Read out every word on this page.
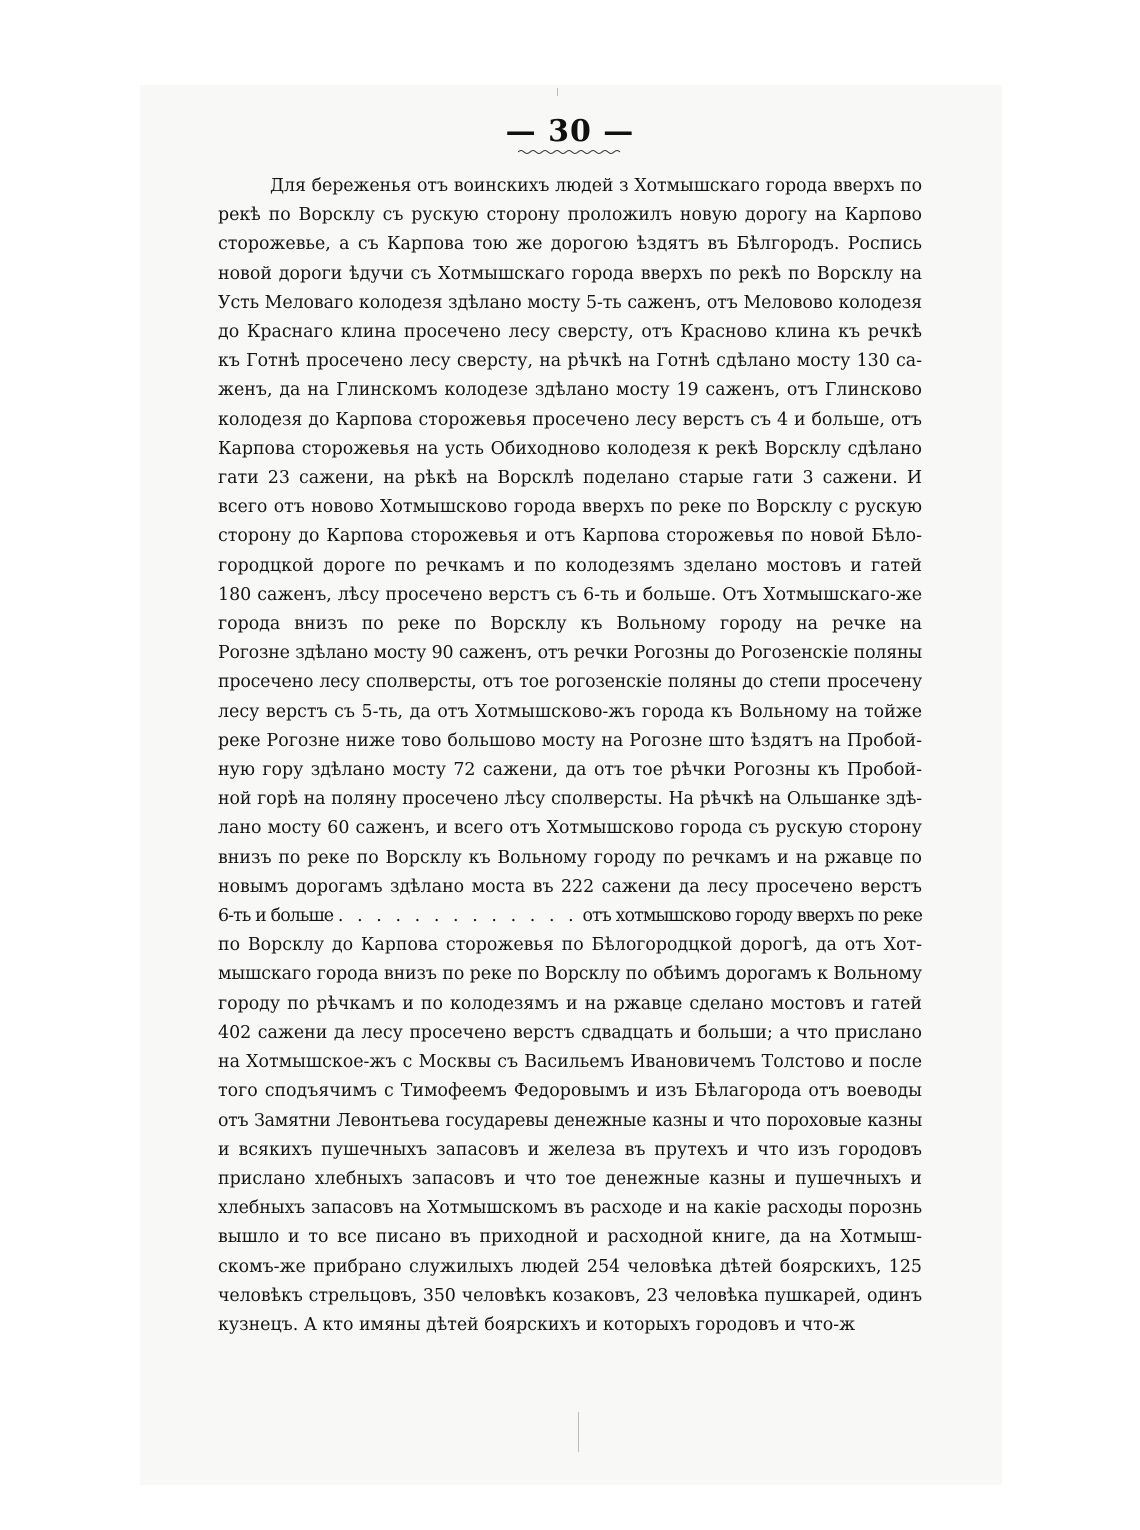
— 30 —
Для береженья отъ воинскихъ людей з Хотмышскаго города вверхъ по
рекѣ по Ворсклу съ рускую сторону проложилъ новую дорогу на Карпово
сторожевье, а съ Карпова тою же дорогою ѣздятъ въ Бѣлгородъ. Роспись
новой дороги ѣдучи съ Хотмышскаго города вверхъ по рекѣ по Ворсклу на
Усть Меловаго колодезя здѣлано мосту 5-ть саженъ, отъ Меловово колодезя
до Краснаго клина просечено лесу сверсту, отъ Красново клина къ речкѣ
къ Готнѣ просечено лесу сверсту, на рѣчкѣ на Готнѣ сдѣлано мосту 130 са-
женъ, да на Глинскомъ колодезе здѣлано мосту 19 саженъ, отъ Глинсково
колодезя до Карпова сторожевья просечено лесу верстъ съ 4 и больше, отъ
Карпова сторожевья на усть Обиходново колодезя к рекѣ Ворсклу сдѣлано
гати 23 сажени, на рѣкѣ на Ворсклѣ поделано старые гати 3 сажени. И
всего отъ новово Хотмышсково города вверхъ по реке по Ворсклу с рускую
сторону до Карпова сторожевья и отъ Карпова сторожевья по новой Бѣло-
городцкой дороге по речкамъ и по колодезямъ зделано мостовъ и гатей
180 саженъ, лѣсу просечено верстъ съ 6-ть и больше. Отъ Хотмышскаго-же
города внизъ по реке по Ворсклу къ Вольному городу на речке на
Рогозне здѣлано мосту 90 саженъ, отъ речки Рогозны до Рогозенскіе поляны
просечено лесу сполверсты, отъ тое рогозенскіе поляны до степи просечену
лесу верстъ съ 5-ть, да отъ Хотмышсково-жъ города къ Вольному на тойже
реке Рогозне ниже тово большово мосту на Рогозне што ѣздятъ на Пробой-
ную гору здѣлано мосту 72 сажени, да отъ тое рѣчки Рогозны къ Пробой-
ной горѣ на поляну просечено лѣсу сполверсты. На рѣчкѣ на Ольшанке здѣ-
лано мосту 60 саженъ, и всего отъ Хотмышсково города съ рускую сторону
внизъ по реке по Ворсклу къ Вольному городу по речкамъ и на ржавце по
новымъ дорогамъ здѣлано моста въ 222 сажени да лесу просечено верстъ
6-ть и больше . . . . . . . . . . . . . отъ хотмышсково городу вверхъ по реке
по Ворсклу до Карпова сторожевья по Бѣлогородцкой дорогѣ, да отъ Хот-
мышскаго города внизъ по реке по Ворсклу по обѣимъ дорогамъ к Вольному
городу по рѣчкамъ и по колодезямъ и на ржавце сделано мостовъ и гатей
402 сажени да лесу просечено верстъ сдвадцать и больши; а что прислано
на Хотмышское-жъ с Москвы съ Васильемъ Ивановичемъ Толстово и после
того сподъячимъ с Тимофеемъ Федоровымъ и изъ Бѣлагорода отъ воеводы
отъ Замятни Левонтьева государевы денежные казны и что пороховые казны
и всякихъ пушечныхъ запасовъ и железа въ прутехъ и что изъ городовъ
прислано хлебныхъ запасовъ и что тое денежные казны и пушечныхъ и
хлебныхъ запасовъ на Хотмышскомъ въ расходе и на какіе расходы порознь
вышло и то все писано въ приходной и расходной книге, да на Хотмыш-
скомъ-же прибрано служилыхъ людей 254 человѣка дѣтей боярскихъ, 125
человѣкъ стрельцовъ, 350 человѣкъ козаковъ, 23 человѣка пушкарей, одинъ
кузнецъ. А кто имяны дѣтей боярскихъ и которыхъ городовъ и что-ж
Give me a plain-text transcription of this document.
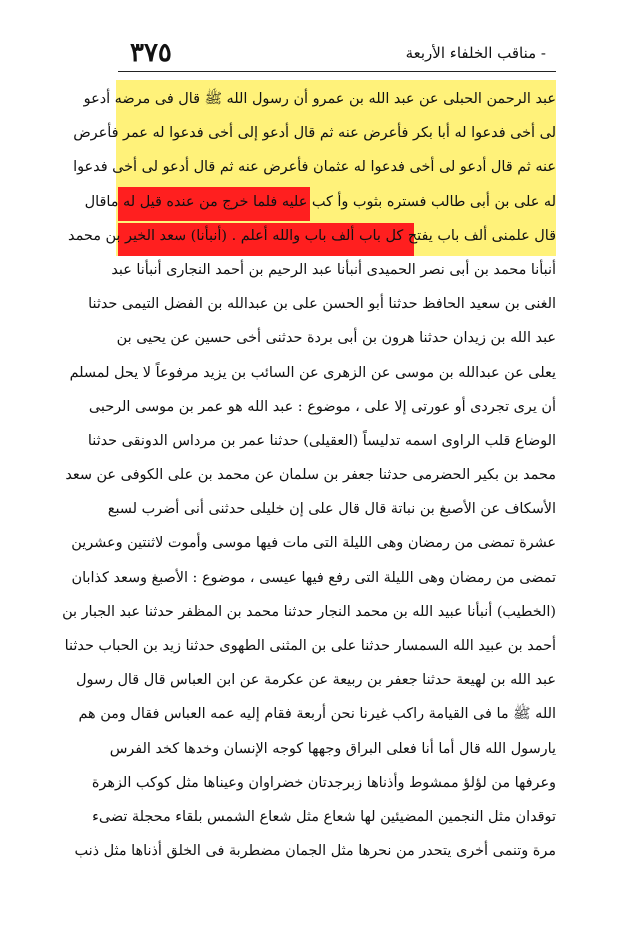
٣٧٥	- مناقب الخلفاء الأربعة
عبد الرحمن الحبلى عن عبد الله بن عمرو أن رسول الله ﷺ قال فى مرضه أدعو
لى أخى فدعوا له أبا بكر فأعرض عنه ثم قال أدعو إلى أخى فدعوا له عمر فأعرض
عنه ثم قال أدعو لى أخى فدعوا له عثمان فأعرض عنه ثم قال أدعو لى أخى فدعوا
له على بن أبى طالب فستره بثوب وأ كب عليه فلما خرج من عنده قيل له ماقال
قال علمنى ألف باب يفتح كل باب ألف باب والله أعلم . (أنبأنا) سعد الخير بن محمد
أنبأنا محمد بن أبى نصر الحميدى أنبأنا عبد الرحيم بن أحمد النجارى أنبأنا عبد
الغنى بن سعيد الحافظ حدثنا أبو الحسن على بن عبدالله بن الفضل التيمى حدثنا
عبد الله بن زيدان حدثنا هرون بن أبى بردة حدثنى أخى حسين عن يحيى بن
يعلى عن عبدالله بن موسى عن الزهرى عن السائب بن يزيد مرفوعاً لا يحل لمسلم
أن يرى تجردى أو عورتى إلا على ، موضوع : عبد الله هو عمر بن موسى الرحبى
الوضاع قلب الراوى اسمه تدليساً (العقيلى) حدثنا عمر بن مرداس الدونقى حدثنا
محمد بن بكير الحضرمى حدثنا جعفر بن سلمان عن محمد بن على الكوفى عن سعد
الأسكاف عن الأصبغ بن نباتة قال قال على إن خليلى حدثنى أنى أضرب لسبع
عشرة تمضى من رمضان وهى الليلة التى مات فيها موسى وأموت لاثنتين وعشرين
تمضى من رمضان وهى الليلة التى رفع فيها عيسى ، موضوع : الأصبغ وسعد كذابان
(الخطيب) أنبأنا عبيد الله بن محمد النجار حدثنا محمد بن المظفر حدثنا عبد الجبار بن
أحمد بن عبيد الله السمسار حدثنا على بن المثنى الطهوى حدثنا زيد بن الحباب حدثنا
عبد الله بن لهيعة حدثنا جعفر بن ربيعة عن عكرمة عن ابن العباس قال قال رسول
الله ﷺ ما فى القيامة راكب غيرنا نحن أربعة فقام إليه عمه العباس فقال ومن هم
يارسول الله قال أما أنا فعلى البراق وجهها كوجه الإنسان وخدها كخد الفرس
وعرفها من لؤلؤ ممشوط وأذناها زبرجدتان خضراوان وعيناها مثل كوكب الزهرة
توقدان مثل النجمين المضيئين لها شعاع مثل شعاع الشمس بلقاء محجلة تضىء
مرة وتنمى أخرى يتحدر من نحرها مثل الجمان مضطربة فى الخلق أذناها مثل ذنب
::::
**TASK DESCRIPTION:**
Search the records for the word "сажени". Copy every line that has it.

**ANSWER:**
гати 23 сажени, на рѣкѣ на Ворсклѣ поделано старые гати 3 сажени. И
ную гору здѣлано мосту 72 сажени, да отъ тое рѣчки Рогозны къ Пробой-
новымъ дорогамъ здѣлано моста въ 222 сажени да лесу просечено верстъ
402 сажени да лесу просечено верстъ сдвадцать и больши; а что прислано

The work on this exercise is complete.